## EXERCISE REQUIREMENTS
Check each line of the records for "JSON"; collect those that have it.

## RAW DATA
· · · · · · ·

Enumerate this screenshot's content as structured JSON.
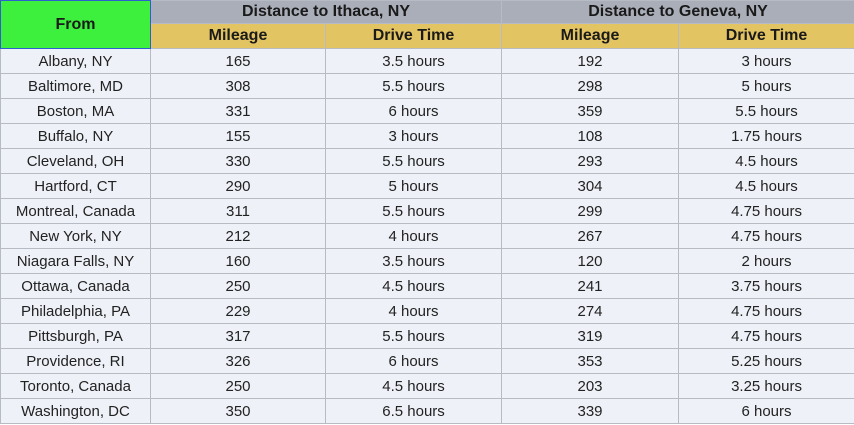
{
  "header": {
    "from_label": "From",
    "ithaca_label": "Distance to Ithaca, NY",
    "geneva_label": "Distance to Geneva, NY",
    "mileage_label": "Mileage",
    "drive_time_label": "Drive Time"
  },
  "colors": {
    "from_header_bg": "#3df03d",
    "group_header_bg": "#a9aeb8",
    "sub_header_bg": "#e3c463",
    "row_bg": "#eef2f8"
  },
  "rows": [
    {
      "from": "Albany, NY",
      "ithaca_miles": "165",
      "ithaca_time": "3.5 hours",
      "geneva_miles": "192",
      "geneva_time": "3 hours"
    },
    {
      "from": "Baltimore, MD",
      "ithaca_miles": "308",
      "ithaca_time": "5.5 hours",
      "geneva_miles": "298",
      "geneva_time": "5 hours"
    },
    {
      "from": "Boston, MA",
      "ithaca_miles": "331",
      "ithaca_time": "6 hours",
      "geneva_miles": "359",
      "geneva_time": "5.5 hours"
    },
    {
      "from": "Buffalo, NY",
      "ithaca_miles": "155",
      "ithaca_time": "3 hours",
      "geneva_miles": "108",
      "geneva_time": "1.75 hours"
    },
    {
      "from": "Cleveland, OH",
      "ithaca_miles": "330",
      "ithaca_time": "5.5 hours",
      "geneva_miles": "293",
      "geneva_time": "4.5 hours"
    },
    {
      "from": "Hartford, CT",
      "ithaca_miles": "290",
      "ithaca_time": "5 hours",
      "geneva_miles": "304",
      "geneva_time": "4.5 hours"
    },
    {
      "from": "Montreal, Canada",
      "ithaca_miles": "311",
      "ithaca_time": "5.5 hours",
      "geneva_miles": "299",
      "geneva_time": "4.75 hours"
    },
    {
      "from": "New York, NY",
      "ithaca_miles": "212",
      "ithaca_time": "4 hours",
      "geneva_miles": "267",
      "geneva_time": "4.75 hours"
    },
    {
      "from": "Niagara Falls, NY",
      "ithaca_miles": "160",
      "ithaca_time": "3.5 hours",
      "geneva_miles": "120",
      "geneva_time": "2 hours"
    },
    {
      "from": "Ottawa, Canada",
      "ithaca_miles": "250",
      "ithaca_time": "4.5 hours",
      "geneva_miles": "241",
      "geneva_time": "3.75 hours"
    },
    {
      "from": "Philadelphia, PA",
      "ithaca_miles": "229",
      "ithaca_time": "4 hours",
      "geneva_miles": "274",
      "geneva_time": "4.75 hours"
    },
    {
      "from": "Pittsburgh, PA",
      "ithaca_miles": "317",
      "ithaca_time": "5.5 hours",
      "geneva_miles": "319",
      "geneva_time": "4.75 hours"
    },
    {
      "from": "Providence, RI",
      "ithaca_miles": "326",
      "ithaca_time": "6 hours",
      "geneva_miles": "353",
      "geneva_time": "5.25 hours"
    },
    {
      "from": "Toronto, Canada",
      "ithaca_miles": "250",
      "ithaca_time": "4.5 hours",
      "geneva_miles": "203",
      "geneva_time": "3.25 hours"
    },
    {
      "from": "Washington, DC",
      "ithaca_miles": "350",
      "ithaca_time": "6.5 hours",
      "geneva_miles": "339",
      "geneva_time": "6 hours"
    }
  ]
}
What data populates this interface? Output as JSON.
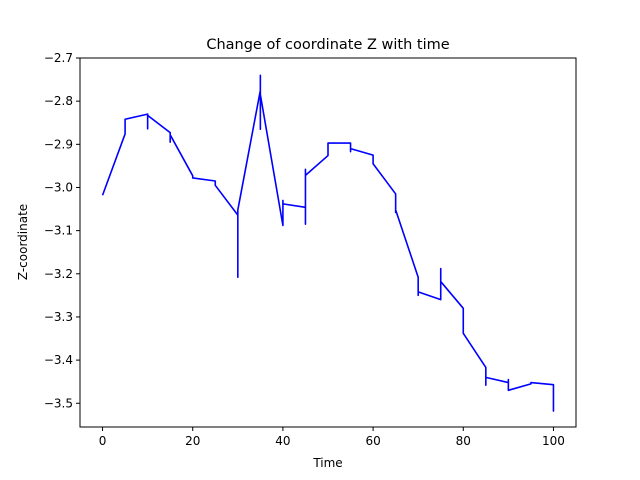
{
  "chart_data": {
    "type": "line",
    "title": "Change of coordinate Z with time",
    "xlabel": "Time",
    "ylabel": "Z-coordinate",
    "xlim": [
      -5,
      105
    ],
    "ylim": [
      -3.555,
      -2.7
    ],
    "xticks": [
      0,
      20,
      40,
      60,
      80,
      100
    ],
    "yticks": [
      -2.7,
      -2.8,
      -2.9,
      -3.0,
      -3.1,
      -3.2,
      -3.3,
      -3.4,
      -3.5
    ],
    "xtick_labels": [
      "0",
      "20",
      "40",
      "60",
      "80",
      "100"
    ],
    "ytick_labels": [
      "−2.7",
      "−2.8",
      "−2.9",
      "−3.0",
      "−3.1",
      "−3.2",
      "−3.3",
      "−3.4",
      "−3.5"
    ],
    "grid": false,
    "series": [
      {
        "color": "#0000ff",
        "x": [
          0,
          5,
          5,
          5,
          10,
          10,
          10,
          15,
          15,
          15,
          20,
          20,
          25,
          25,
          30,
          30,
          30,
          35,
          35,
          35,
          35,
          40,
          40,
          40,
          45,
          45,
          45,
          45,
          50,
          50,
          55,
          55,
          55,
          60,
          60,
          65,
          65,
          65,
          70,
          70,
          70,
          75,
          75,
          75,
          80,
          80,
          85,
          85,
          85,
          90,
          90,
          90,
          95,
          95,
          100,
          100,
          100
        ],
        "y": [
          -3.018,
          -2.876,
          -2.862,
          -2.842,
          -2.83,
          -2.864,
          -2.833,
          -2.873,
          -2.895,
          -2.878,
          -2.973,
          -2.978,
          -2.985,
          -2.995,
          -3.064,
          -3.208,
          -3.052,
          -2.775,
          -2.74,
          -2.865,
          -2.785,
          -3.088,
          -3.03,
          -3.038,
          -3.046,
          -3.085,
          -2.958,
          -2.972,
          -2.926,
          -2.897,
          -2.897,
          -2.917,
          -2.91,
          -2.925,
          -2.945,
          -3.015,
          -3.058,
          -3.052,
          -3.208,
          -3.25,
          -3.242,
          -3.26,
          -3.188,
          -3.218,
          -3.28,
          -3.338,
          -3.417,
          -3.458,
          -3.44,
          -3.452,
          -3.445,
          -3.47,
          -3.455,
          -3.452,
          -3.457,
          -3.518,
          -3.508
        ]
      }
    ]
  }
}
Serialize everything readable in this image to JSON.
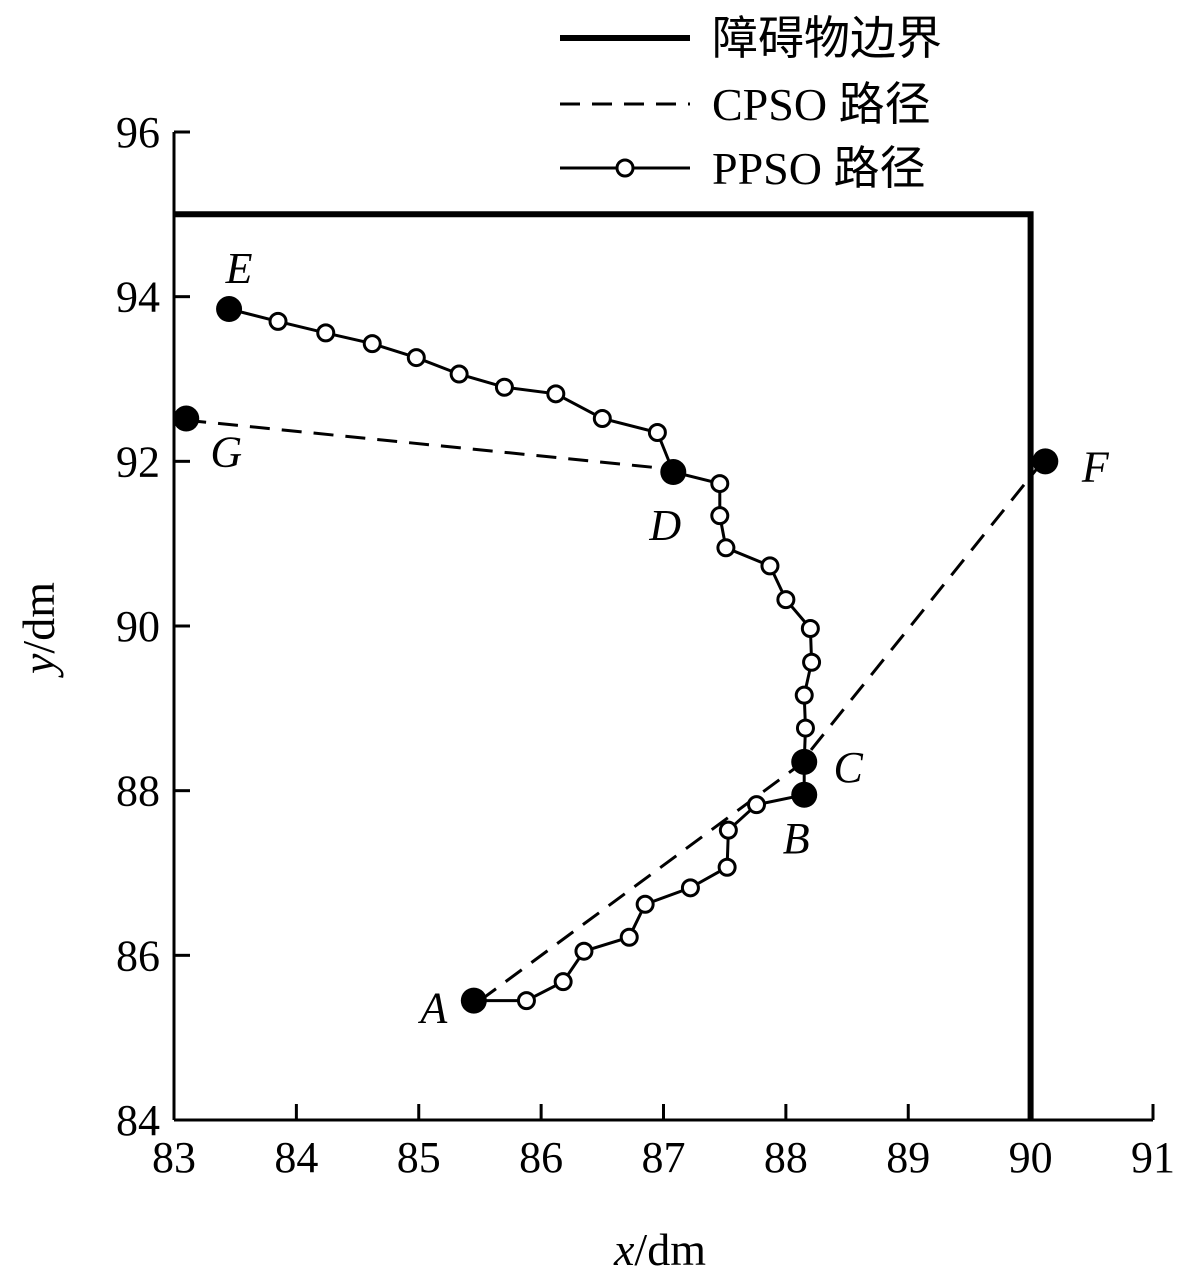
{
  "chart_data": {
    "type": "line",
    "xlabel_var": "x",
    "xlabel_unit": "/dm",
    "ylabel_var": "y",
    "ylabel_unit": "/dm",
    "xlim": [
      83,
      91
    ],
    "ylim": [
      84,
      96
    ],
    "xticks": [
      83,
      84,
      85,
      86,
      87,
      88,
      89,
      90,
      91
    ],
    "yticks": [
      84,
      86,
      88,
      90,
      92,
      94,
      96
    ],
    "grid": false,
    "legend_position": "top-right",
    "legend": [
      {
        "label": "障碍物边界",
        "style": "thick-solid"
      },
      {
        "label": "CPSO 路径",
        "style": "dashed"
      },
      {
        "label": "PPSO 路径",
        "style": "solid-open-circles"
      }
    ],
    "obstacle_boundary": [
      [
        83,
        95
      ],
      [
        90,
        95
      ],
      [
        90,
        84
      ]
    ],
    "cpso_path": [
      [
        85.5,
        85.45
      ],
      [
        88.1,
        88.3
      ],
      [
        90.1,
        92.0
      ]
    ],
    "cpso_path_2": [
      [
        83.1,
        92.5
      ],
      [
        87.1,
        91.9
      ]
    ],
    "ppso_path": [
      [
        85.45,
        85.45
      ],
      [
        85.88,
        85.45
      ],
      [
        86.18,
        85.68
      ],
      [
        86.35,
        86.05
      ],
      [
        86.72,
        86.22
      ],
      [
        86.85,
        86.62
      ],
      [
        87.22,
        86.82
      ],
      [
        87.52,
        87.07
      ],
      [
        87.53,
        87.52
      ],
      [
        87.76,
        87.83
      ],
      [
        88.15,
        87.95
      ],
      [
        88.15,
        88.35
      ],
      [
        88.16,
        88.76
      ],
      [
        88.15,
        89.16
      ],
      [
        88.21,
        89.56
      ],
      [
        88.2,
        89.97
      ],
      [
        88.0,
        90.32
      ],
      [
        87.87,
        90.73
      ],
      [
        87.51,
        90.95
      ],
      [
        87.46,
        91.34
      ],
      [
        87.46,
        91.73
      ],
      [
        87.08,
        91.87
      ],
      [
        86.95,
        92.35
      ],
      [
        86.5,
        92.52
      ],
      [
        86.12,
        92.82
      ],
      [
        85.7,
        92.9
      ],
      [
        85.33,
        93.06
      ],
      [
        84.98,
        93.26
      ],
      [
        84.62,
        93.43
      ],
      [
        84.24,
        93.56
      ],
      [
        83.85,
        93.7
      ],
      [
        83.45,
        93.85
      ]
    ],
    "key_points": [
      {
        "name": "A",
        "x": 85.45,
        "y": 85.45
      },
      {
        "name": "B",
        "x": 88.15,
        "y": 87.95
      },
      {
        "name": "C",
        "x": 88.15,
        "y": 88.35
      },
      {
        "name": "D",
        "x": 87.08,
        "y": 91.87
      },
      {
        "name": "E",
        "x": 83.45,
        "y": 93.85
      },
      {
        "name": "F",
        "x": 90.12,
        "y": 92.0
      },
      {
        "name": "G",
        "x": 83.1,
        "y": 92.52
      }
    ]
  }
}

· · · · · · ·

## RESULT
Enumerate this screenshot's content as structured JSON.
What data populates this interface? Output as JSON.
Serialize everything readable in this image to JSON.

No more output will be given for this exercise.